— Start DATA FOR THE TASK —

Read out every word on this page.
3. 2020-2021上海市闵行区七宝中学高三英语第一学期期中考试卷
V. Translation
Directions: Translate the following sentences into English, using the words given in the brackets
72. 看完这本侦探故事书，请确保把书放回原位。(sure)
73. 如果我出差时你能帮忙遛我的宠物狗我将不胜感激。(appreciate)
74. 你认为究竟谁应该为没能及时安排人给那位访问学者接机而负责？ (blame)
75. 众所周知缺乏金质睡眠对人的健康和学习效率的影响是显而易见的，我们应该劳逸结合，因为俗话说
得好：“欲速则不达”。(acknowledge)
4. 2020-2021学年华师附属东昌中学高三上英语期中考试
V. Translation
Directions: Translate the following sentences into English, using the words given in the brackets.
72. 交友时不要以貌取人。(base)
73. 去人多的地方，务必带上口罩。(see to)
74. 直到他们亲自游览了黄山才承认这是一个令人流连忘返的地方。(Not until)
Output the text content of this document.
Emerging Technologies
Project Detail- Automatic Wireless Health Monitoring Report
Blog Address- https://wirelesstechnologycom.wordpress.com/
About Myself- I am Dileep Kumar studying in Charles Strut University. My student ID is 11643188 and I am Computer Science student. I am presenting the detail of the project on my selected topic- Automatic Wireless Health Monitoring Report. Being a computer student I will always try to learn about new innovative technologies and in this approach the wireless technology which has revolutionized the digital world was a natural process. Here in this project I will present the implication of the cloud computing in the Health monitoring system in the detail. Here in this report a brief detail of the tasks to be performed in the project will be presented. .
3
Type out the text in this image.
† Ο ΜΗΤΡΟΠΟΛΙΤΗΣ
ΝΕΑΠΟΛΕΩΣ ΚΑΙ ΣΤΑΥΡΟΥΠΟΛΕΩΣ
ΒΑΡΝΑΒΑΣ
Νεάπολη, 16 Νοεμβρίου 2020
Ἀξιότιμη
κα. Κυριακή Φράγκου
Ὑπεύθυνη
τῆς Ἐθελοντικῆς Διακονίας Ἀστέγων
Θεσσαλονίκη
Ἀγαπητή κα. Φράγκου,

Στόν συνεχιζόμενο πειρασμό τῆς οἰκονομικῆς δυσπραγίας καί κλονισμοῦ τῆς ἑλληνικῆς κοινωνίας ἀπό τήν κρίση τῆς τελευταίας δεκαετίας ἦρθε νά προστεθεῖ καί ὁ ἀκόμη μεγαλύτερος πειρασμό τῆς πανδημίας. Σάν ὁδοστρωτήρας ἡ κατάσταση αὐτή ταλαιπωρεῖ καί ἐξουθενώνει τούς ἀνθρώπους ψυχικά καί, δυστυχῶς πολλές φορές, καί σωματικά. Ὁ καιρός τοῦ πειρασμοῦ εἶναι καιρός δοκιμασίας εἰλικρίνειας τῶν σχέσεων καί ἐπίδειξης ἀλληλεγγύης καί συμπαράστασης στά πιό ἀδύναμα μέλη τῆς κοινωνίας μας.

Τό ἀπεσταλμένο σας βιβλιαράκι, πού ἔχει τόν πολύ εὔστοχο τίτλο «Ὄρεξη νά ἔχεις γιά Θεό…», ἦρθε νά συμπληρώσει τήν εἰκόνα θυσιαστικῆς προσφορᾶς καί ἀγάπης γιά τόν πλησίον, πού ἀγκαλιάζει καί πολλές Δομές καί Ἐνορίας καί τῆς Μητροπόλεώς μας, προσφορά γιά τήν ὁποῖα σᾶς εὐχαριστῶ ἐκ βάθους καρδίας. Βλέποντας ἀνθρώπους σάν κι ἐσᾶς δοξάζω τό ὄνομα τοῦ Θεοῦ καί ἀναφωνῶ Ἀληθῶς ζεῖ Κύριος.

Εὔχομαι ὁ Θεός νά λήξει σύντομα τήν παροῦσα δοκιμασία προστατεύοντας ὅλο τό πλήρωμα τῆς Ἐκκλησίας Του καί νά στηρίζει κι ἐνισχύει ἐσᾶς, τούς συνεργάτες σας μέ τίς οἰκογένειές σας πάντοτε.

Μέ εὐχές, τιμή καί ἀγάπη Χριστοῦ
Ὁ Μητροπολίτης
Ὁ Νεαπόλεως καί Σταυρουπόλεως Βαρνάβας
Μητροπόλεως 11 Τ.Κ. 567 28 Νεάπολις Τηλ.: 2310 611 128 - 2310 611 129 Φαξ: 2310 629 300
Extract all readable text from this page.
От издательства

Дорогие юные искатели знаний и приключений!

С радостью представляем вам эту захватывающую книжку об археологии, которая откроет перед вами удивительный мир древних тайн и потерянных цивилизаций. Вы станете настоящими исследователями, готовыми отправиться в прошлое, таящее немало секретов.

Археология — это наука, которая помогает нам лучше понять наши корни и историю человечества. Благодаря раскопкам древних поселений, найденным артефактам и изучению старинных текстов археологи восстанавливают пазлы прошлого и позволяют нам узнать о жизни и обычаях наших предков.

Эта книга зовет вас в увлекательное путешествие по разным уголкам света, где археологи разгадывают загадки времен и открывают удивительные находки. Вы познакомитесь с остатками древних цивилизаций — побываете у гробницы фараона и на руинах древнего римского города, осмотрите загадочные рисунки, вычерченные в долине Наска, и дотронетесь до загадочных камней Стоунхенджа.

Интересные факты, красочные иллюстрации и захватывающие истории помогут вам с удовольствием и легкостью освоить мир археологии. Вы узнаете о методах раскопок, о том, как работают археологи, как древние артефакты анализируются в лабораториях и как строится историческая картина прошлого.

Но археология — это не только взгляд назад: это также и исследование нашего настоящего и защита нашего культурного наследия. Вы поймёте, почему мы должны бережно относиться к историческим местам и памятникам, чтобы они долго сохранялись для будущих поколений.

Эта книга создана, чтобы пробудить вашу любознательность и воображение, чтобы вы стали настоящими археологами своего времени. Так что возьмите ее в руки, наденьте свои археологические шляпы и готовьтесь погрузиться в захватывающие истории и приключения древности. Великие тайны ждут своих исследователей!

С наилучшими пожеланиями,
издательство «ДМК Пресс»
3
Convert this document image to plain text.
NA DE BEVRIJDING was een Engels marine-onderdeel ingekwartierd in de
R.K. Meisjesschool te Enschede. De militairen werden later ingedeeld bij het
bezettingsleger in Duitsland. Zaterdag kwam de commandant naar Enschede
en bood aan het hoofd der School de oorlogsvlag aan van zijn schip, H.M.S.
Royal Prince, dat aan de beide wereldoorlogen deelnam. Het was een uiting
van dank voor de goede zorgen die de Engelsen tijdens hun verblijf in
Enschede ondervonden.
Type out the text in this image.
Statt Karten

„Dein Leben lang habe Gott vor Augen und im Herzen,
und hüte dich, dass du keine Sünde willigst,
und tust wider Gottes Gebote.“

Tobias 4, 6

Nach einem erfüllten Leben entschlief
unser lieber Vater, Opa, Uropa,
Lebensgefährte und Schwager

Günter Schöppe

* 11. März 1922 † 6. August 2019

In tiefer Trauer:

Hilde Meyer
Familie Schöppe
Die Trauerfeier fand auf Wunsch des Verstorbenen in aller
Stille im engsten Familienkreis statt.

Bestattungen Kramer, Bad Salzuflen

— End DATA FOR THE TASK —

• **WHAT IS NEEDED**: Search the entries for the word "document", then gather every line that has it.

• **RESULT OF THE TASK**:
Output the text content of this document.
Convert this document image to plain text.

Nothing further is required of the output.